((
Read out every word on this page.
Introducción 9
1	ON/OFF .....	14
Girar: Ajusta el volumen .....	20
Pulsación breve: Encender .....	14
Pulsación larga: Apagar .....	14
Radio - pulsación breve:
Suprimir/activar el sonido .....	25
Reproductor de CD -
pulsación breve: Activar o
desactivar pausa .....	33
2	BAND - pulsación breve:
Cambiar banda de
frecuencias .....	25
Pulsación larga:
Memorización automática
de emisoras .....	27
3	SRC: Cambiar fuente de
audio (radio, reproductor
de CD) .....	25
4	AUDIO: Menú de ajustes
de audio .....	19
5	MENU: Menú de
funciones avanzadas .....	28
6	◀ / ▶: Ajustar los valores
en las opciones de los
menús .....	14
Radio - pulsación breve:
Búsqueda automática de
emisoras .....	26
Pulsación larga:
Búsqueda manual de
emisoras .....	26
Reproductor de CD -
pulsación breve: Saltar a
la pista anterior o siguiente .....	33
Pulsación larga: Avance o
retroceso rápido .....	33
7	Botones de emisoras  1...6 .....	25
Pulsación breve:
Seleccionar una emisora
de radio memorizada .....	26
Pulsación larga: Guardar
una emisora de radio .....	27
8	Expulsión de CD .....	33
))
> [EXERCISE]: Write out the material exactly as given.

> [WRITTEN RESPONSE]:
Read out every word on this page.
Introducción 9
1	ON/OFF .....	14
Girar: Ajusta el volumen .....	20
Pulsación breve: Encender .....	14
Pulsación larga: Apagar .....	14
Radio - pulsación breve:
Suprimir/activar el sonido .....	25
Reproductor de CD -
pulsación breve: Activar o
desactivar pausa .....	33
2	BAND - pulsación breve:
Cambiar banda de
frecuencias .....	25
Pulsación larga:
Memorización automática
de emisoras .....	27
3	SRC: Cambiar fuente de
audio (radio, reproductor
de CD) .....	25
4	AUDIO: Menú de ajustes
de audio .....	19
5	MENU: Menú de
funciones avanzadas .....	28
6	◀ / ▶: Ajustar los valores
en las opciones de los
menús .....	14
Radio - pulsación breve:
Búsqueda automática de
emisoras .....	26
Pulsación larga:
Búsqueda manual de
emisoras .....	26
Reproductor de CD -
pulsación breve: Saltar a
la pista anterior o siguiente .....	33
Pulsación larga: Avance o
retroceso rápido .....	33
7	Botones de emisoras  1...6 .....	25
Pulsación breve:
Seleccionar una emisora
de radio memorizada .....	26
Pulsación larga: Guardar
una emisora de radio .....	27
8	Expulsión de CD .....	33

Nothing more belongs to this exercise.